> [Task objective]: Which lines in the entries below contain the string "July", with case matching? Report each such line in full.

Start Given records

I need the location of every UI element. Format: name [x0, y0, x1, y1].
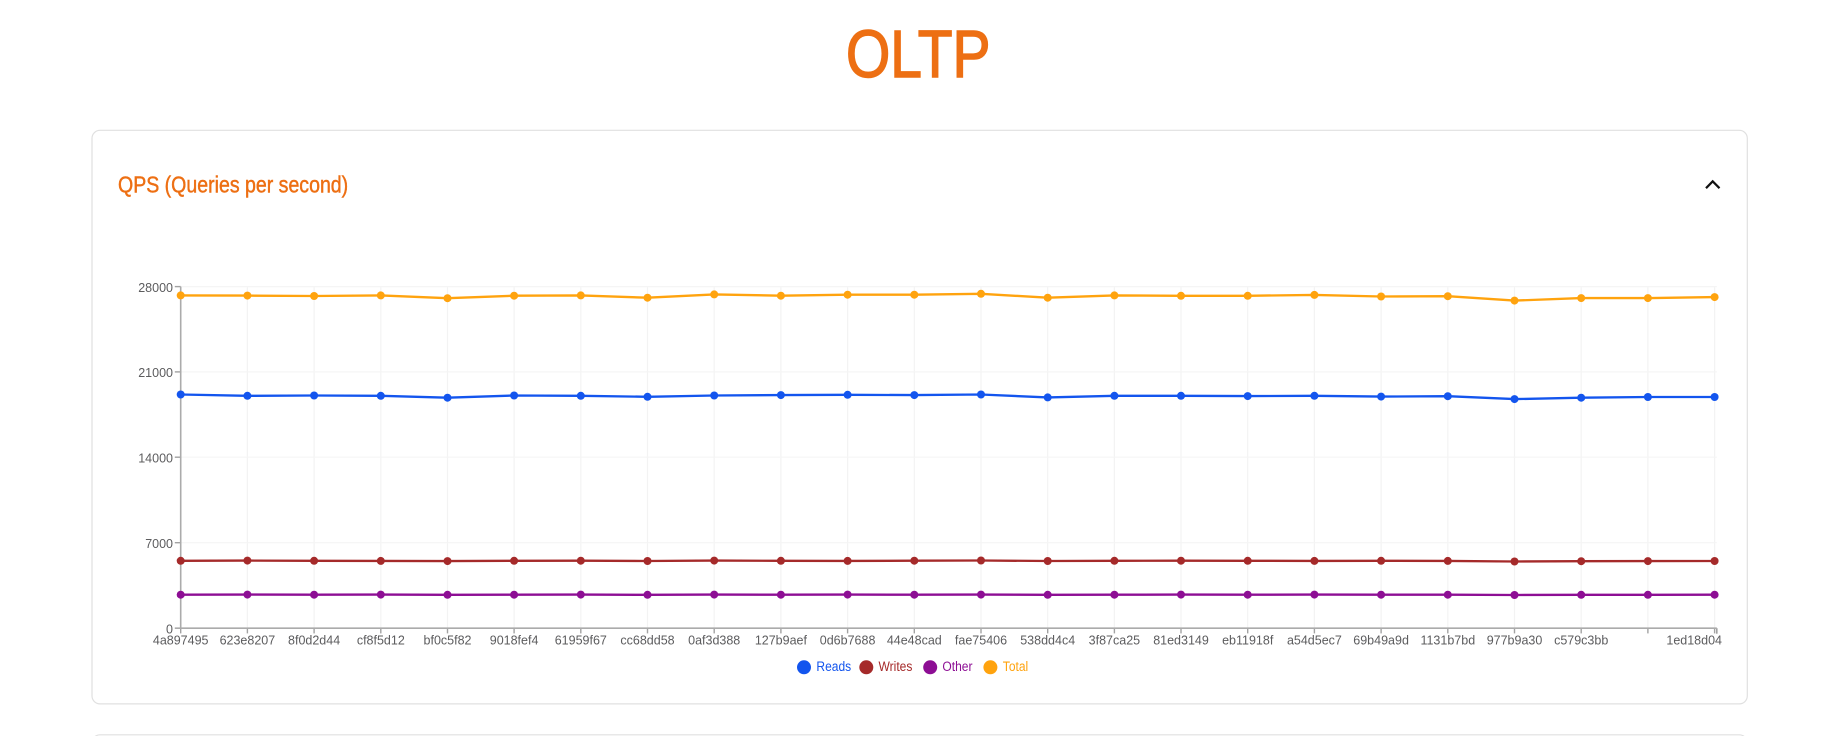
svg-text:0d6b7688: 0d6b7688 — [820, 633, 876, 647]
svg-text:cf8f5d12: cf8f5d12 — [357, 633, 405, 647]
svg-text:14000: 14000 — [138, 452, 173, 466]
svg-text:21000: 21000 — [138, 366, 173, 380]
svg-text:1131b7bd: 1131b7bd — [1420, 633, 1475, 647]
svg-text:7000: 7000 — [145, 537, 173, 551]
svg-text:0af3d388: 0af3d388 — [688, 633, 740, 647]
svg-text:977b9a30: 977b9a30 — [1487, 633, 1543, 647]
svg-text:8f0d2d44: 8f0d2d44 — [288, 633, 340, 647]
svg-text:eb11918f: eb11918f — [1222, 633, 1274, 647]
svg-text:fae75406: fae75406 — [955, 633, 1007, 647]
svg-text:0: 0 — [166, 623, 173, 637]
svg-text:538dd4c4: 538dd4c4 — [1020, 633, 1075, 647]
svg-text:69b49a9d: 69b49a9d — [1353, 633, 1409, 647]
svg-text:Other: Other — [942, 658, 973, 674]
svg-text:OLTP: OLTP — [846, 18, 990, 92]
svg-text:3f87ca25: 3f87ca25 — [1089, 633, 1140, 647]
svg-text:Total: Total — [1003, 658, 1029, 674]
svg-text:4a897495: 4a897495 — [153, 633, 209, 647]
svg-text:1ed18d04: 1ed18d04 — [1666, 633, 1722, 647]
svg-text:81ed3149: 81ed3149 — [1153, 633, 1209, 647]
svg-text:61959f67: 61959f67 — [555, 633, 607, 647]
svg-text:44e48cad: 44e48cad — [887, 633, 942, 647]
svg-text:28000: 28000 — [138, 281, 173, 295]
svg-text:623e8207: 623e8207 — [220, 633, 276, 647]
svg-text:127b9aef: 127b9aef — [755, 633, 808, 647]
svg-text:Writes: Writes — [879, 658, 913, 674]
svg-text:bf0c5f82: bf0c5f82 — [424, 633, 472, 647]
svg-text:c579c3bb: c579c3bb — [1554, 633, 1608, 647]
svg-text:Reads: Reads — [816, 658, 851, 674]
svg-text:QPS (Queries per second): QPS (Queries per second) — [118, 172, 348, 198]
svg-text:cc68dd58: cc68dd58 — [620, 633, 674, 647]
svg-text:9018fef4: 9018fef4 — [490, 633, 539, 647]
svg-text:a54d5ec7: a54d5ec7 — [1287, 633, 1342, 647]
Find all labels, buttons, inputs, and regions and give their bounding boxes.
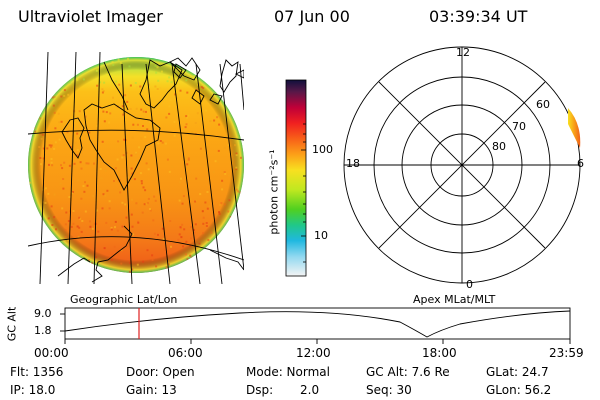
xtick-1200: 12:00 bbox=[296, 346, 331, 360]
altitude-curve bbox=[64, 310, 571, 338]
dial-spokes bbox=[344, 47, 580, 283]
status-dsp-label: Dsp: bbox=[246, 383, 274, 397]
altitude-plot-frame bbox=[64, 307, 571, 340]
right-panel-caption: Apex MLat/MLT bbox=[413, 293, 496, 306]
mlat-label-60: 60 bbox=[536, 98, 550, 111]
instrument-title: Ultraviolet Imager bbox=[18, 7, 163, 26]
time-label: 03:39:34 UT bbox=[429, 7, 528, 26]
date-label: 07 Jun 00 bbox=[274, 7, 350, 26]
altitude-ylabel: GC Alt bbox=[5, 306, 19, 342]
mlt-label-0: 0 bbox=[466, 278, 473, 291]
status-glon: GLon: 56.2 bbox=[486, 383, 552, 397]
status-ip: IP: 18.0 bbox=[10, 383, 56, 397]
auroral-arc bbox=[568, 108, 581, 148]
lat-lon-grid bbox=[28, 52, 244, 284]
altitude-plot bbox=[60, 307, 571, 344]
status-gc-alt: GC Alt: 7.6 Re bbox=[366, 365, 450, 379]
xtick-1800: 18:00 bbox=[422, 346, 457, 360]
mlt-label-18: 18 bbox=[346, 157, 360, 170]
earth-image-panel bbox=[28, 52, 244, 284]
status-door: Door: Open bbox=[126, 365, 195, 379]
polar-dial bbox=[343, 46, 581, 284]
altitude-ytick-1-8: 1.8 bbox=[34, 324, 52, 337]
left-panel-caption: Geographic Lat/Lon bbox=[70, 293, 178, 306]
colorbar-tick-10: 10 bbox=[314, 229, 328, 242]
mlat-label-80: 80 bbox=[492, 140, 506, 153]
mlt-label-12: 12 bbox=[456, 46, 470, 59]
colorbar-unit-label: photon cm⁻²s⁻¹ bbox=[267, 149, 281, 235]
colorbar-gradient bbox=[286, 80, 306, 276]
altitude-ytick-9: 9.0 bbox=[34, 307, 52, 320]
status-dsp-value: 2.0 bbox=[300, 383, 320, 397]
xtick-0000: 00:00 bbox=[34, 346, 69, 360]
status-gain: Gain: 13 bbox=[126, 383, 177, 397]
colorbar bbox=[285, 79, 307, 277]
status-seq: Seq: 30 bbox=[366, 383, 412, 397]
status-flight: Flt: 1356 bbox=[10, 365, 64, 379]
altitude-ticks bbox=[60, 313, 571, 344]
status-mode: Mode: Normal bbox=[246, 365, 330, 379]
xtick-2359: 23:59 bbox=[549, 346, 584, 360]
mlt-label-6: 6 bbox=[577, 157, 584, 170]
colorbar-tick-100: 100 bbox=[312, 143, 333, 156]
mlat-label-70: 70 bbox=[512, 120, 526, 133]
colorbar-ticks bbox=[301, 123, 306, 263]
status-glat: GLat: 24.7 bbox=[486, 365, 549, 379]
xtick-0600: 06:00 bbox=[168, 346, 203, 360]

End Given records
Start Given records

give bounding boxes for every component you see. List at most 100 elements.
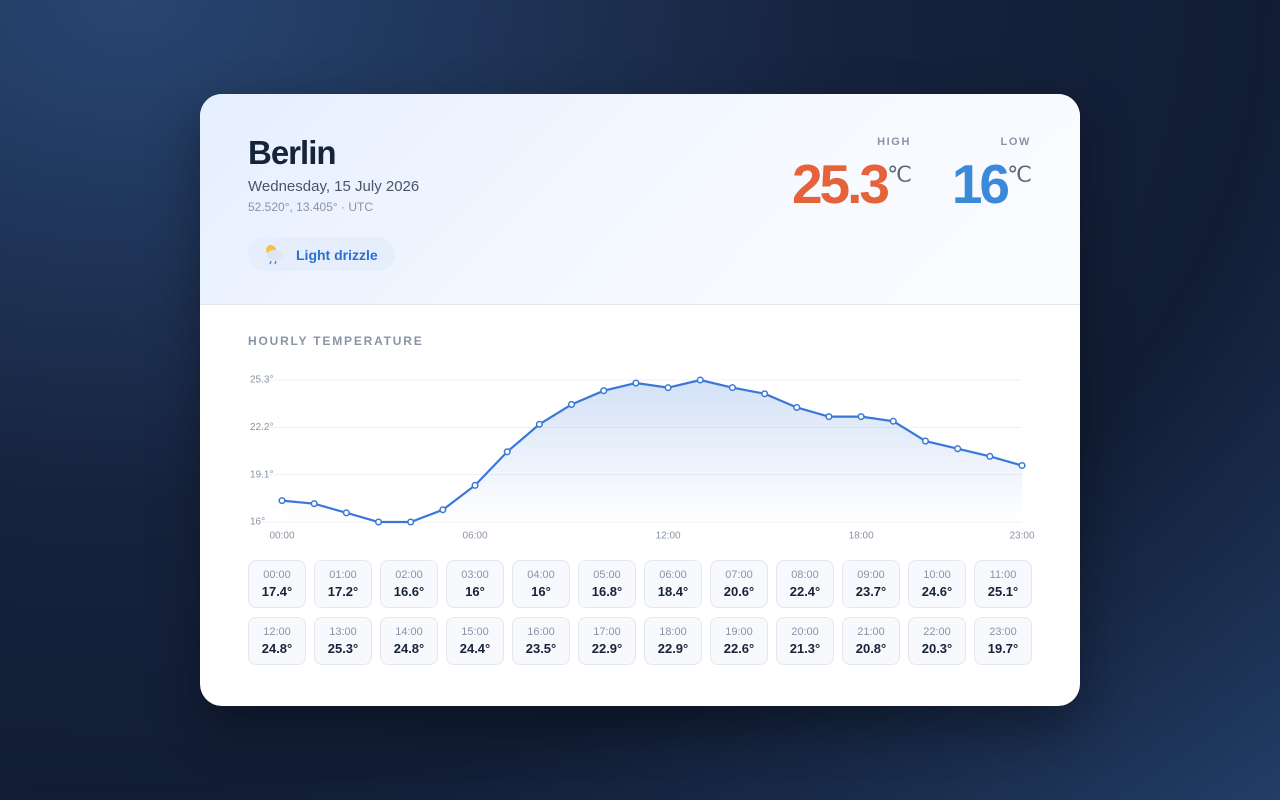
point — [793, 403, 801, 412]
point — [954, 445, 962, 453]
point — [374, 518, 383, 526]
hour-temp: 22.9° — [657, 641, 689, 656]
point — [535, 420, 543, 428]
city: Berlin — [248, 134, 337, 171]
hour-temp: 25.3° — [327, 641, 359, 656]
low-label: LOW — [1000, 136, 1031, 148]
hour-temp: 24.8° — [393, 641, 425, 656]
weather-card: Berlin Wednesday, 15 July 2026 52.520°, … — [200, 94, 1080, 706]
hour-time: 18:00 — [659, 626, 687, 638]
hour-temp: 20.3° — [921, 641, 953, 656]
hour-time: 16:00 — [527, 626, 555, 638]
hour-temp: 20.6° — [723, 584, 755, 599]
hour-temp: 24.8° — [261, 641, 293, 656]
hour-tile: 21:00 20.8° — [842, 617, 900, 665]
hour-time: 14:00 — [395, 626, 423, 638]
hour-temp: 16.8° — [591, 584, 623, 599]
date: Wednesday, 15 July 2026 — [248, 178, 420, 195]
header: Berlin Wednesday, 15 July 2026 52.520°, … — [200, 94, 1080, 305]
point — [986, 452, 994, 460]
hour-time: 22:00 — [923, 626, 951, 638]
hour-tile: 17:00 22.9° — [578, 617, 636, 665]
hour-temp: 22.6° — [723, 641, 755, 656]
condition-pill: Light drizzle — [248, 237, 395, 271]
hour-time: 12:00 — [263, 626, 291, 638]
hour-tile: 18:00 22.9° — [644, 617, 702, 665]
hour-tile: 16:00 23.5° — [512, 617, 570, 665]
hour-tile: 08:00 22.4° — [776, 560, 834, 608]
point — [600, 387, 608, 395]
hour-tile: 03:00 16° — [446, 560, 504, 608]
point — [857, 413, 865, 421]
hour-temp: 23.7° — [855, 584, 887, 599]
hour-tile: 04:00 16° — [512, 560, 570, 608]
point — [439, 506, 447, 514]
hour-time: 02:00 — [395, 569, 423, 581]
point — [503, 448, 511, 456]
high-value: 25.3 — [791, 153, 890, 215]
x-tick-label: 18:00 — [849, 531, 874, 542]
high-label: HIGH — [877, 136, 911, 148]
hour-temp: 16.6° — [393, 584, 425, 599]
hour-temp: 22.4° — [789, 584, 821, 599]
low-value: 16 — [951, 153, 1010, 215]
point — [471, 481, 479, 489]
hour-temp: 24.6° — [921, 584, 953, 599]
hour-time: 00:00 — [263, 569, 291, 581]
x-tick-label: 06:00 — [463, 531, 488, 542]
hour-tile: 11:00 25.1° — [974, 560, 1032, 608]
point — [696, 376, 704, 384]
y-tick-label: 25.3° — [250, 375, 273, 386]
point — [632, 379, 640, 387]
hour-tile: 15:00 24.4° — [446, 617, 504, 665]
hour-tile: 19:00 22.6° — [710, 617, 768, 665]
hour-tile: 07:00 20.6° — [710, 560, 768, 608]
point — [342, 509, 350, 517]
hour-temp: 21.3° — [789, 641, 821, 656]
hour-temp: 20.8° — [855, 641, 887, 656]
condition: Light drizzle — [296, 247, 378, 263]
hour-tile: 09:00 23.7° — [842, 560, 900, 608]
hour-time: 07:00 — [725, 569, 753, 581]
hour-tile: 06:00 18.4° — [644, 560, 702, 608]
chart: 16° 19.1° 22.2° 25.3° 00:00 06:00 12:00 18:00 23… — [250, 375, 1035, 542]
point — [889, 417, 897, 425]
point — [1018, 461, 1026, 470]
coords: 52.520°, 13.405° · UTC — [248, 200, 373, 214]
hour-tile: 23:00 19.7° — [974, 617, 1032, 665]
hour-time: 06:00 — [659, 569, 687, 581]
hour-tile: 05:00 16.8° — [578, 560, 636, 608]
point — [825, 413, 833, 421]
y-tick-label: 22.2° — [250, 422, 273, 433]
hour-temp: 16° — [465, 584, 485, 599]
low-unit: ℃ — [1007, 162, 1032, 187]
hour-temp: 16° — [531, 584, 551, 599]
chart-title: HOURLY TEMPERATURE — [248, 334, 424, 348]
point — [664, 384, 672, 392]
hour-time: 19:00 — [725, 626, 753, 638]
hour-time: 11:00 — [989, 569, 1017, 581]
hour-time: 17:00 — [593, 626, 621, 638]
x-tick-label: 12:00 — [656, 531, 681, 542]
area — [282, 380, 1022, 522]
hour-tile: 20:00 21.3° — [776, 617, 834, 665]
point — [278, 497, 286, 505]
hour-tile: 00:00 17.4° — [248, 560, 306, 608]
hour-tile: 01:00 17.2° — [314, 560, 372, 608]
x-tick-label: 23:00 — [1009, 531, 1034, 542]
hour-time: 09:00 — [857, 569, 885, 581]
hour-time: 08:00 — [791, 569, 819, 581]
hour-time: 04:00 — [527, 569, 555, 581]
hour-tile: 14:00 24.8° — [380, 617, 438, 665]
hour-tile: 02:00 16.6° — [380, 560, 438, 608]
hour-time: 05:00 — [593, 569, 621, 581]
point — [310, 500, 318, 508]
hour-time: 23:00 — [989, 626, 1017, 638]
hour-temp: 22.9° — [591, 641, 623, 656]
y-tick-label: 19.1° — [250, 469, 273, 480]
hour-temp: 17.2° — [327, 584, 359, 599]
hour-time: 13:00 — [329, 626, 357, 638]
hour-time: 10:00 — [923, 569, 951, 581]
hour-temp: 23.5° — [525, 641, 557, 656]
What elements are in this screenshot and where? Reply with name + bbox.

End Given records

> [Exercise result]:
weather-card: Berlin Wednesday, 15 July 2026 52.520°, … — [200, 94, 1080, 706]
date: Wednesday, 15 July 2026 — [248, 178, 420, 195]
header: Berlin Wednesday, 15 July 2026 52.520°, … — [200, 94, 1080, 305]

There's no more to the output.